▸ **Request**
State only the number of lines that include "screenshot".

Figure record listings
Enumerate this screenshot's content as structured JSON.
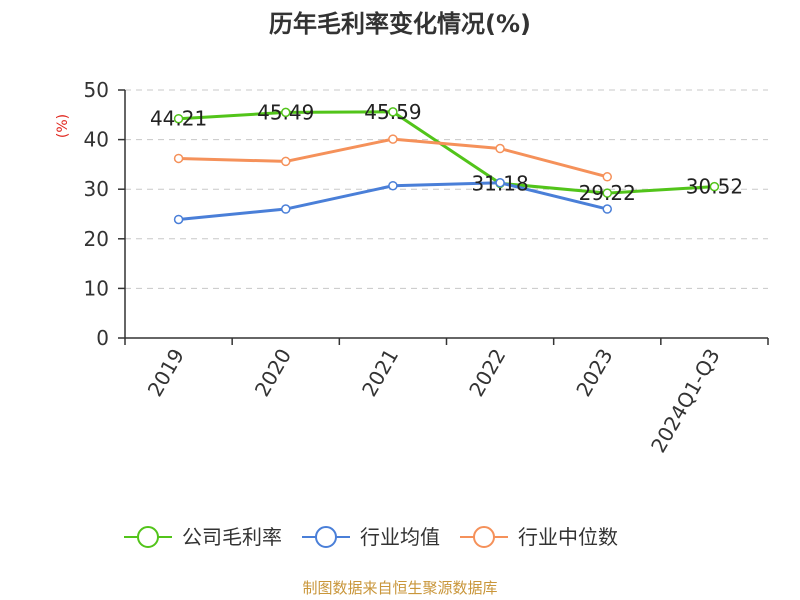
{
  "chart_data": {
    "type": "line",
    "title": "历年毛利率变化情况(%)",
    "ylabel": "(%)",
    "xlabel": "",
    "categories": [
      "2019",
      "2020",
      "2021",
      "2022",
      "2023",
      "2024Q1-Q3"
    ],
    "ylim": [
      0,
      50
    ],
    "yticks": [
      0,
      10,
      20,
      30,
      40,
      50
    ],
    "grid": true,
    "legend_position": "bottom",
    "series": [
      {
        "name": "公司毛利率",
        "color": "#52c41a",
        "values": [
          44.21,
          45.49,
          45.59,
          31.18,
          29.22,
          30.52
        ],
        "labels": [
          "44.21",
          "45.49",
          "45.59",
          "31.18",
          "29.22",
          "30.52"
        ]
      },
      {
        "name": "行业均值",
        "color": "#4a7fd8",
        "values": [
          23.9,
          26.0,
          30.7,
          31.3,
          26.0,
          null
        ]
      },
      {
        "name": "行业中位数",
        "color": "#f5915a",
        "values": [
          36.2,
          35.6,
          40.1,
          38.2,
          32.5,
          null
        ]
      }
    ]
  },
  "source": "制图数据来自恒生聚源数据库"
}
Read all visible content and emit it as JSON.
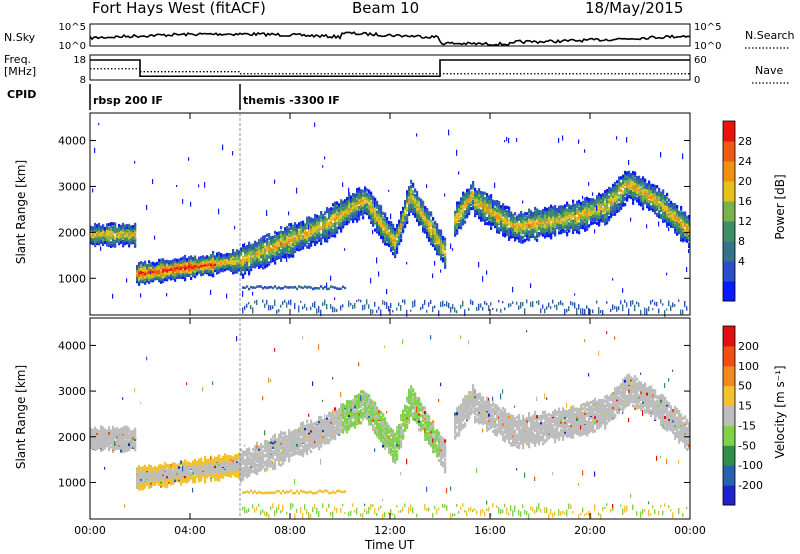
{
  "header": {
    "station": "Fort Hays West (fitACF)",
    "beam": "Beam 10",
    "date": "18/May/2015"
  },
  "strip_labels": {
    "nsky": "N.Sky",
    "freq": "Freq.",
    "freq_unit": "[MHz]",
    "cpid": "CPID",
    "nsearch": "N.Search",
    "nave": "Nave"
  },
  "cpid_entries": [
    {
      "start_h": 0,
      "label": "rbsp 200 IF"
    },
    {
      "start_h": 6,
      "label": "themis -3300 IF"
    }
  ],
  "chart_data": [
    {
      "type": "line",
      "name": "noise-strip",
      "left_axis_ticks": [
        "10^5",
        "10^0"
      ],
      "right_axis_ticks": [
        "10^5",
        "10^0"
      ],
      "x_range_h": [
        0,
        24
      ]
    },
    {
      "type": "line",
      "name": "freq-nave-strip",
      "left_axis_ticks": [
        "18",
        "8"
      ],
      "right_axis_ticks": [
        "60",
        "0"
      ],
      "ylim_left": [
        8,
        18
      ],
      "ylim_right": [
        0,
        60
      ],
      "freq_segments": [
        {
          "from_h": 0,
          "to_h": 2,
          "value": 16
        },
        {
          "from_h": 2,
          "to_h": 14,
          "value": 9.5
        },
        {
          "from_h": 14,
          "to_h": 24,
          "value": 16
        }
      ],
      "nave_segments": [
        {
          "from_h": 0,
          "to_h": 2,
          "value": 27
        },
        {
          "from_h": 2,
          "to_h": 6,
          "value": 20
        },
        {
          "from_h": 6,
          "to_h": 24,
          "value": 15
        }
      ]
    },
    {
      "type": "heatmap",
      "name": "power",
      "ylabel": "Slant Range [km]",
      "xlabel": "",
      "ylim": [
        200,
        4600
      ],
      "yticks": [
        1000,
        2000,
        3000,
        4000
      ],
      "colorbar": {
        "label": "Power [dB]",
        "ticks": [
          "28",
          "24",
          "20",
          "16",
          "12",
          "8",
          "4"
        ],
        "colors": [
          "#0a1aff",
          "#2a4fc7",
          "#35728b",
          "#3d8f6a",
          "#7ab24c",
          "#e6c01e",
          "#f09116",
          "#ee5a12",
          "#e8140c"
        ]
      },
      "echo_bands": [
        {
          "from_h": 0.0,
          "to_h": 1.8,
          "center_km": 1950,
          "width_km": 320,
          "level": 0.5
        },
        {
          "from_h": 1.9,
          "to_h": 6.0,
          "center_km": 1150,
          "width_km": 200,
          "level": 0.75
        },
        {
          "from_h": 6.0,
          "to_h": 10.0,
          "center_km": 1550,
          "width_km": 280,
          "level": 0.35
        },
        {
          "from_h": 10.0,
          "to_h": 14.0,
          "center_km": 2300,
          "width_km": 300,
          "level": 0.4
        },
        {
          "from_h": 15.0,
          "to_h": 24.0,
          "center_km": 2400,
          "width_km": 280,
          "level": 0.45
        }
      ]
    },
    {
      "type": "heatmap",
      "name": "velocity",
      "ylabel": "Slant Range [km]",
      "xlabel": "Time UT",
      "ylim": [
        200,
        4600
      ],
      "yticks": [
        1000,
        2000,
        3000,
        4000
      ],
      "colorbar": {
        "label": "Velocity [m s⁻¹]",
        "ticks": [
          "200",
          "100",
          "50",
          "15",
          "-15",
          "-50",
          "-100",
          "-200"
        ],
        "colors": [
          "#2023c8",
          "#2a60b0",
          "#2f8f4a",
          "#7ed34a",
          "#bdbdbd",
          "#f3c233",
          "#f08a20",
          "#ee5010",
          "#e01010"
        ]
      }
    }
  ],
  "time_axis": {
    "labels": [
      "00:00",
      "04:00",
      "08:00",
      "12:00",
      "16:00",
      "20:00",
      "00:00"
    ],
    "hours": [
      0,
      4,
      8,
      12,
      16,
      20,
      24
    ]
  }
}
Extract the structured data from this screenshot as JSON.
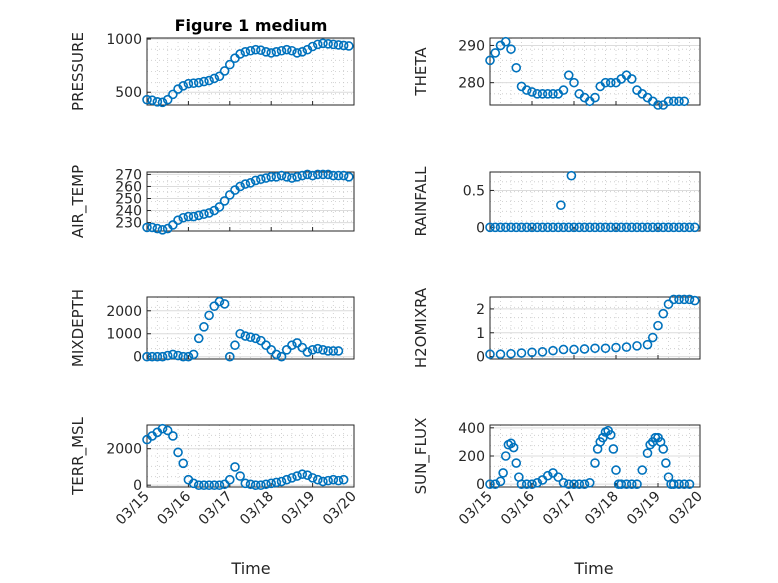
{
  "figure": {
    "title": "Figure 1 medium",
    "xlabel": "Time",
    "marker_color": "#0072BD",
    "xticks": [
      "03/15",
      "03/16",
      "03/17",
      "03/18",
      "03/19",
      "03/20"
    ]
  },
  "chart_data": [
    {
      "type": "scatter",
      "ylabel": "PRESSURE",
      "yticks": [
        500,
        1000
      ],
      "ylim": [
        380,
        1010
      ],
      "xlim": [
        0,
        4
      ],
      "grid": true,
      "x": [
        0,
        0.1,
        0.2,
        0.3,
        0.4,
        0.5,
        0.6,
        0.7,
        0.8,
        0.9,
        1.0,
        1.1,
        1.2,
        1.3,
        1.4,
        1.5,
        1.6,
        1.7,
        1.8,
        1.9,
        2.0,
        2.1,
        2.2,
        2.3,
        2.4,
        2.5,
        2.6,
        2.7,
        2.8,
        2.9,
        3.0,
        3.1,
        3.2,
        3.3,
        3.4,
        3.5,
        3.6,
        3.7,
        3.8,
        3.9
      ],
      "y": [
        430,
        425,
        410,
        405,
        430,
        480,
        530,
        560,
        580,
        585,
        590,
        600,
        610,
        630,
        650,
        700,
        760,
        820,
        860,
        880,
        890,
        900,
        895,
        880,
        870,
        880,
        890,
        900,
        890,
        870,
        880,
        900,
        930,
        950,
        960,
        955,
        950,
        945,
        940,
        935
      ]
    },
    {
      "type": "scatter",
      "ylabel": "THETA",
      "yticks": [
        280,
        290
      ],
      "ylim": [
        274,
        292
      ],
      "xlim": [
        0,
        4
      ],
      "grid": true,
      "x": [
        0,
        0.1,
        0.2,
        0.3,
        0.4,
        0.5,
        0.6,
        0.7,
        0.8,
        0.9,
        1.0,
        1.1,
        1.2,
        1.3,
        1.4,
        1.5,
        1.6,
        1.7,
        1.8,
        1.9,
        2.0,
        2.1,
        2.2,
        2.3,
        2.4,
        2.5,
        2.6,
        2.7,
        2.8,
        2.9,
        3.0,
        3.1,
        3.2,
        3.3,
        3.4,
        3.5,
        3.6,
        3.7
      ],
      "y": [
        286,
        288,
        290,
        291,
        289,
        284,
        279,
        278,
        277.5,
        277,
        277,
        277,
        277,
        277,
        278,
        282,
        280,
        277,
        276,
        275,
        276,
        279,
        280,
        280,
        280,
        281,
        282,
        281,
        278,
        277,
        276,
        275,
        274,
        274,
        275,
        275,
        275,
        275
      ]
    },
    {
      "type": "scatter",
      "ylabel": "AIR_TEMP",
      "yticks": [
        230,
        240,
        250,
        260,
        270
      ],
      "ylim": [
        223,
        272
      ],
      "xlim": [
        0,
        4
      ],
      "grid": true,
      "x": [
        0,
        0.1,
        0.2,
        0.3,
        0.4,
        0.5,
        0.6,
        0.7,
        0.8,
        0.9,
        1.0,
        1.1,
        1.2,
        1.3,
        1.4,
        1.5,
        1.6,
        1.7,
        1.8,
        1.9,
        2.0,
        2.1,
        2.2,
        2.3,
        2.4,
        2.5,
        2.6,
        2.7,
        2.8,
        2.9,
        3.0,
        3.1,
        3.2,
        3.3,
        3.4,
        3.5,
        3.6,
        3.7,
        3.8,
        3.9
      ],
      "y": [
        226,
        226,
        225,
        224,
        225,
        228,
        232,
        234,
        235,
        235,
        236,
        237,
        238,
        240,
        243,
        248,
        253,
        257,
        260,
        262,
        263,
        265,
        266,
        267,
        268,
        268,
        269,
        268,
        267,
        268,
        269,
        270,
        269,
        270,
        270,
        270,
        269,
        269,
        269,
        268
      ]
    },
    {
      "type": "scatter",
      "ylabel": "RAINFALL",
      "yticks": [
        0,
        0.5
      ],
      "ylim": [
        -0.05,
        0.75
      ],
      "xlim": [
        0,
        4
      ],
      "grid": true,
      "x": [
        0,
        0.1,
        0.2,
        0.3,
        0.4,
        0.5,
        0.6,
        0.7,
        0.8,
        0.9,
        1.0,
        1.1,
        1.2,
        1.3,
        1.4,
        1.5,
        1.6,
        1.7,
        1.8,
        1.9,
        2.0,
        2.1,
        2.2,
        2.3,
        2.4,
        2.5,
        2.6,
        2.7,
        2.8,
        2.9,
        3.0,
        3.1,
        3.2,
        3.3,
        3.4,
        3.5,
        3.6,
        3.7,
        3.8,
        3.9,
        1.35,
        1.55
      ],
      "y": [
        0,
        0,
        0,
        0,
        0,
        0,
        0,
        0,
        0,
        0,
        0,
        0,
        0,
        0,
        0,
        0,
        0,
        0,
        0,
        0,
        0,
        0,
        0,
        0,
        0,
        0,
        0,
        0,
        0,
        0,
        0,
        0,
        0,
        0,
        0,
        0,
        0,
        0,
        0,
        0,
        0.3,
        0.7
      ]
    },
    {
      "type": "scatter",
      "ylabel": "MIXDEPTH",
      "yticks": [
        0,
        1000,
        2000
      ],
      "ylim": [
        -100,
        2600
      ],
      "xlim": [
        0,
        4
      ],
      "grid": true,
      "x": [
        0,
        0.1,
        0.2,
        0.3,
        0.4,
        0.5,
        0.6,
        0.7,
        0.8,
        0.9,
        1.0,
        1.1,
        1.2,
        1.3,
        1.4,
        1.5,
        1.6,
        1.7,
        1.8,
        1.9,
        2.0,
        2.1,
        2.2,
        2.3,
        2.4,
        2.5,
        2.6,
        2.7,
        2.8,
        2.9,
        3.0,
        3.1,
        3.2,
        3.3,
        3.4,
        3.5,
        3.6,
        3.7
      ],
      "y": [
        0,
        0,
        0,
        0,
        50,
        100,
        50,
        0,
        0,
        100,
        800,
        1300,
        1800,
        2200,
        2400,
        2300,
        0,
        500,
        1000,
        900,
        850,
        800,
        700,
        500,
        300,
        100,
        0,
        300,
        500,
        600,
        400,
        200,
        300,
        350,
        300,
        250,
        250,
        250
      ]
    },
    {
      "type": "scatter",
      "ylabel": "H2OMIXRA",
      "yticks": [
        0,
        1,
        2
      ],
      "ylim": [
        -0.1,
        2.5
      ],
      "xlim": [
        0,
        4
      ],
      "grid": true,
      "x": [
        0,
        0.2,
        0.4,
        0.6,
        0.8,
        1.0,
        1.2,
        1.4,
        1.6,
        1.8,
        2.0,
        2.2,
        2.4,
        2.6,
        2.8,
        3.0,
        3.1,
        3.2,
        3.3,
        3.4,
        3.5,
        3.6,
        3.7,
        3.8,
        3.9
      ],
      "y": [
        0.1,
        0.1,
        0.12,
        0.15,
        0.18,
        0.2,
        0.25,
        0.3,
        0.3,
        0.32,
        0.35,
        0.35,
        0.38,
        0.4,
        0.45,
        0.5,
        0.8,
        1.3,
        1.8,
        2.2,
        2.4,
        2.4,
        2.4,
        2.4,
        2.35
      ]
    },
    {
      "type": "scatter",
      "ylabel": "TERR_MSL",
      "yticks": [
        0,
        2000
      ],
      "ylim": [
        -100,
        3300
      ],
      "xlim": [
        0,
        4
      ],
      "grid": true,
      "x": [
        0,
        0.1,
        0.2,
        0.3,
        0.4,
        0.5,
        0.6,
        0.7,
        0.8,
        0.9,
        1.0,
        1.1,
        1.2,
        1.3,
        1.4,
        1.5,
        1.6,
        1.7,
        1.8,
        1.9,
        2.0,
        2.1,
        2.2,
        2.3,
        2.4,
        2.5,
        2.6,
        2.7,
        2.8,
        2.9,
        3.0,
        3.1,
        3.2,
        3.3,
        3.4,
        3.5,
        3.6,
        3.7,
        3.8
      ],
      "y": [
        2500,
        2700,
        2900,
        3100,
        3000,
        2700,
        1800,
        1200,
        300,
        100,
        0,
        0,
        0,
        0,
        0,
        50,
        300,
        1000,
        500,
        100,
        50,
        0,
        0,
        50,
        100,
        150,
        200,
        300,
        400,
        500,
        600,
        550,
        400,
        300,
        200,
        250,
        300,
        250,
        300
      ]
    },
    {
      "type": "scatter",
      "ylabel": "SUN_FLUX",
      "yticks": [
        0,
        200,
        400
      ],
      "ylim": [
        -20,
        420
      ],
      "xlim": [
        0,
        4
      ],
      "grid": true,
      "x": [
        0,
        0.1,
        0.2,
        0.25,
        0.3,
        0.35,
        0.4,
        0.45,
        0.5,
        0.55,
        0.6,
        0.7,
        0.8,
        0.9,
        1.0,
        1.1,
        1.2,
        1.3,
        1.4,
        1.5,
        1.6,
        1.7,
        1.8,
        1.9,
        2.0,
        2.05,
        2.1,
        2.15,
        2.2,
        2.25,
        2.3,
        2.35,
        2.4,
        2.45,
        2.5,
        2.6,
        2.7,
        2.8,
        2.9,
        3.0,
        3.05,
        3.1,
        3.15,
        3.2,
        3.25,
        3.3,
        3.35,
        3.4,
        3.45,
        3.5,
        3.6,
        3.7,
        3.8
      ],
      "y": [
        0,
        0,
        20,
        80,
        200,
        280,
        290,
        260,
        150,
        50,
        0,
        0,
        0,
        10,
        30,
        60,
        80,
        50,
        10,
        0,
        0,
        0,
        0,
        10,
        150,
        250,
        300,
        330,
        370,
        380,
        350,
        250,
        100,
        0,
        0,
        0,
        0,
        0,
        100,
        220,
        280,
        300,
        330,
        330,
        300,
        250,
        150,
        50,
        0,
        0,
        0,
        0,
        0
      ]
    }
  ]
}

▸ **Exercise response**
2